Stored data entries:

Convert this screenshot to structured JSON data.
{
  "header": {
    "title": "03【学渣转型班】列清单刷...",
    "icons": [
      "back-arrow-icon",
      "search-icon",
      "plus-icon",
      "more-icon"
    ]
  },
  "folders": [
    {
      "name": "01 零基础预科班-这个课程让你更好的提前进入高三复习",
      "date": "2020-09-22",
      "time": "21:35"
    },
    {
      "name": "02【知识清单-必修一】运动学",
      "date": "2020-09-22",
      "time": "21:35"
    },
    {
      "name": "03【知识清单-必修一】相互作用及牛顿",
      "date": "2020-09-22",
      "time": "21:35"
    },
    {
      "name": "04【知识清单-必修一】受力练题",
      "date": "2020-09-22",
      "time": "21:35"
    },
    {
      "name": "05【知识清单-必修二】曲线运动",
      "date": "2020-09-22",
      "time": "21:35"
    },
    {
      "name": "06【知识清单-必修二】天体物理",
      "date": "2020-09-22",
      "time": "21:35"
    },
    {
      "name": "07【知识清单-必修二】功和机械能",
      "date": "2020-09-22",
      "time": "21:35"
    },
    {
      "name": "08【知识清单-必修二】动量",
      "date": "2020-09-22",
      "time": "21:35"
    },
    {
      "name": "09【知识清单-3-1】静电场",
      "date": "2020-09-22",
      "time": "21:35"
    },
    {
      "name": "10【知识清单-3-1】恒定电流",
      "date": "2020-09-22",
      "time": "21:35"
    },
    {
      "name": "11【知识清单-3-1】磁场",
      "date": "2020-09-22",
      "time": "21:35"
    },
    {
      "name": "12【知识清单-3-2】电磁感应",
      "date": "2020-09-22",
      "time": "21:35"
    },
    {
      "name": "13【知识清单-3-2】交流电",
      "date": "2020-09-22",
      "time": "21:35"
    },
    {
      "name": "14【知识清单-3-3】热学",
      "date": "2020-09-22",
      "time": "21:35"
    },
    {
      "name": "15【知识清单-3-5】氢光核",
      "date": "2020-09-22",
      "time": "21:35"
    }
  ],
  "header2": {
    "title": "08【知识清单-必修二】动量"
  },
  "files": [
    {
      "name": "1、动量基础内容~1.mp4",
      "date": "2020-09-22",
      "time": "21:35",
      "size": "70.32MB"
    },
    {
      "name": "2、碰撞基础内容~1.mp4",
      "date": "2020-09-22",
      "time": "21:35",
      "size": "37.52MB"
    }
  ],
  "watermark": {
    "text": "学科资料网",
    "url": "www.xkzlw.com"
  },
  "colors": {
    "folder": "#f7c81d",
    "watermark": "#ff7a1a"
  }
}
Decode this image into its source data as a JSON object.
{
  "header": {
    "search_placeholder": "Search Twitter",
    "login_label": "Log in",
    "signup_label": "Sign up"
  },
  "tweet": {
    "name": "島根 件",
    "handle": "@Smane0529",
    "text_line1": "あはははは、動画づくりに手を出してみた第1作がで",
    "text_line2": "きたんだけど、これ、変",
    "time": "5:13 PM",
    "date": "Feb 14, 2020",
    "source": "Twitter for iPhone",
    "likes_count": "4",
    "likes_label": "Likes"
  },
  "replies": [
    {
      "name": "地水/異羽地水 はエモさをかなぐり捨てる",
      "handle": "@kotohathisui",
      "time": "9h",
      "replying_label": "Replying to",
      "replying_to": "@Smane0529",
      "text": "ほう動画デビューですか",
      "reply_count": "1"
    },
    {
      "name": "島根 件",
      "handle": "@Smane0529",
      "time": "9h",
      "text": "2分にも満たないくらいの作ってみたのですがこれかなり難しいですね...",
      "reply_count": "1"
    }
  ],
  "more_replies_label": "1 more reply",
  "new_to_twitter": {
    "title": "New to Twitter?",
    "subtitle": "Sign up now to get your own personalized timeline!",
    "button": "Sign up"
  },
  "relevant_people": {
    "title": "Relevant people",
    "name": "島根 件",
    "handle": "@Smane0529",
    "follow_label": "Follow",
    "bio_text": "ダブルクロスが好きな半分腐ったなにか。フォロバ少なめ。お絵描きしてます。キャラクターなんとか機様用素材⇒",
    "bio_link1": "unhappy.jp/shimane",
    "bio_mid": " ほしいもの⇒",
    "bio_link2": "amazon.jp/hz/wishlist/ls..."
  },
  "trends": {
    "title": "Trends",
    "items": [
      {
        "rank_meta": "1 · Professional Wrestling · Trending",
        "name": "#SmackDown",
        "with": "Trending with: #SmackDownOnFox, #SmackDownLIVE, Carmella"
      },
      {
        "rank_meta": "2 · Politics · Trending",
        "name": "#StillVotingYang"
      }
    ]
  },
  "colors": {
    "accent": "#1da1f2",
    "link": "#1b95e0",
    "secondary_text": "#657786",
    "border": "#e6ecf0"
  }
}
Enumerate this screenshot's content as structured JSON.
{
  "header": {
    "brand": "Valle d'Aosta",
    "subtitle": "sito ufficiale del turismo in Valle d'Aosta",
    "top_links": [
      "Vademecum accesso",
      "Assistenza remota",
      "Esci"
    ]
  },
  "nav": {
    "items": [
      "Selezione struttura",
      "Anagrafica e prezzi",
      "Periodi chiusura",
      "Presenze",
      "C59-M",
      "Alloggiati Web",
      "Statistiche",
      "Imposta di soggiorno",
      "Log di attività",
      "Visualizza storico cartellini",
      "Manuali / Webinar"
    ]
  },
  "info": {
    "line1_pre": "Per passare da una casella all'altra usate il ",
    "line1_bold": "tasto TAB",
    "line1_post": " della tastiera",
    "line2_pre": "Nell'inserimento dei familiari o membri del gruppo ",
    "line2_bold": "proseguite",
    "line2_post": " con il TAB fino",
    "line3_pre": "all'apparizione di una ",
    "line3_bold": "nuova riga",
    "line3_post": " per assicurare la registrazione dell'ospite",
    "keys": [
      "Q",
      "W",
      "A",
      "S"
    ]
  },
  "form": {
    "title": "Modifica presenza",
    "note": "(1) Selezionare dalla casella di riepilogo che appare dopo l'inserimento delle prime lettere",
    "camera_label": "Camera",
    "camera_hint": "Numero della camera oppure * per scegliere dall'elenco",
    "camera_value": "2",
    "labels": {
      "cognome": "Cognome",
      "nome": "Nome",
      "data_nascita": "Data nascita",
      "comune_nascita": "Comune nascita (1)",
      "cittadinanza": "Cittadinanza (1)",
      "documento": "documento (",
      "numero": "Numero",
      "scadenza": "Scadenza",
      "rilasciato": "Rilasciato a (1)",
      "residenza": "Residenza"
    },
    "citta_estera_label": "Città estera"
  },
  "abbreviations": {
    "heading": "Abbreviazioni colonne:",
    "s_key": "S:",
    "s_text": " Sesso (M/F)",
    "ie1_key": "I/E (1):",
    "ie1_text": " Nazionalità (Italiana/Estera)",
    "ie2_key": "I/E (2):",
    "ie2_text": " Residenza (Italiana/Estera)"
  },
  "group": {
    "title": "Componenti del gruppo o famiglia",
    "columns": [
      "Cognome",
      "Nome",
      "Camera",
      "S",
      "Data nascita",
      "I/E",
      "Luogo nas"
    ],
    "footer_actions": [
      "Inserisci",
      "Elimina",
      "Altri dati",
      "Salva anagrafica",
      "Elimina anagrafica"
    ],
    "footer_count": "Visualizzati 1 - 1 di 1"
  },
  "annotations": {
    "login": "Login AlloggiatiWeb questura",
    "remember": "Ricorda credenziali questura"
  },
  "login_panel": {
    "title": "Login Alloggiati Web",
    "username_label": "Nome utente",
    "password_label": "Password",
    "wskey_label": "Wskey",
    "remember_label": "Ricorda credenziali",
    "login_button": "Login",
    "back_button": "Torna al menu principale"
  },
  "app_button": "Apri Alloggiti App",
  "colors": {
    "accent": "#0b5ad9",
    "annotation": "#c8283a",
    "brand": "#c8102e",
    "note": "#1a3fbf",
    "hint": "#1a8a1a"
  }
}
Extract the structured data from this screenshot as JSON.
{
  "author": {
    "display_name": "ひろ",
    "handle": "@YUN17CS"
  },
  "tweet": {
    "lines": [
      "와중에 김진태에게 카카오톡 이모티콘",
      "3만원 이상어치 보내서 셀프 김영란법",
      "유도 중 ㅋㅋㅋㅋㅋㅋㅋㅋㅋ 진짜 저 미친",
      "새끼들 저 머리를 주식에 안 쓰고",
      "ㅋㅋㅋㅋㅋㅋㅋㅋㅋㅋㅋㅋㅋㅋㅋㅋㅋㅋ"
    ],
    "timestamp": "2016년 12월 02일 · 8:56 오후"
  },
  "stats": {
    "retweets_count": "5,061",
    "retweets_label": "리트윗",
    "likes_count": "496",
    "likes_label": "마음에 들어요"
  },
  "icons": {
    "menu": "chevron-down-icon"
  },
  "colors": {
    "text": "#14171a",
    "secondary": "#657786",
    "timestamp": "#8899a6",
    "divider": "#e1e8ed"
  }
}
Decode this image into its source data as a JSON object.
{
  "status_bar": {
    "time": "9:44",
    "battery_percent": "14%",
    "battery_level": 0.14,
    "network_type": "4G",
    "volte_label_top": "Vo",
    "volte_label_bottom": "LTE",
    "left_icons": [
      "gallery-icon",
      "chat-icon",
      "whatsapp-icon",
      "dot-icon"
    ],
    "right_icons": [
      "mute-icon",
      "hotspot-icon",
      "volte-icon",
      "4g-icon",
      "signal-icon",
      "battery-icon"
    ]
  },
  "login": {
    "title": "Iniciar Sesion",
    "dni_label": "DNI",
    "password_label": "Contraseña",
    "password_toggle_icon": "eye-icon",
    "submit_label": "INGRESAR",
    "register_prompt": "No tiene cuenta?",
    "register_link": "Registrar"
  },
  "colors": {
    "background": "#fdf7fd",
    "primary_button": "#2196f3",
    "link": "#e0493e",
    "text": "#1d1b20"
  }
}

▶ _Task brief_:
Gather from the data above every line with the string "JSON".

▶ _Expected answer_:
Convert this screenshot to structured JSON data.
Decode this image into its source data as a JSON object.
Enumerate this screenshot's content as structured JSON.
Extract the structured data from this screenshot as JSON.
Decode this image into its source data as a JSON object.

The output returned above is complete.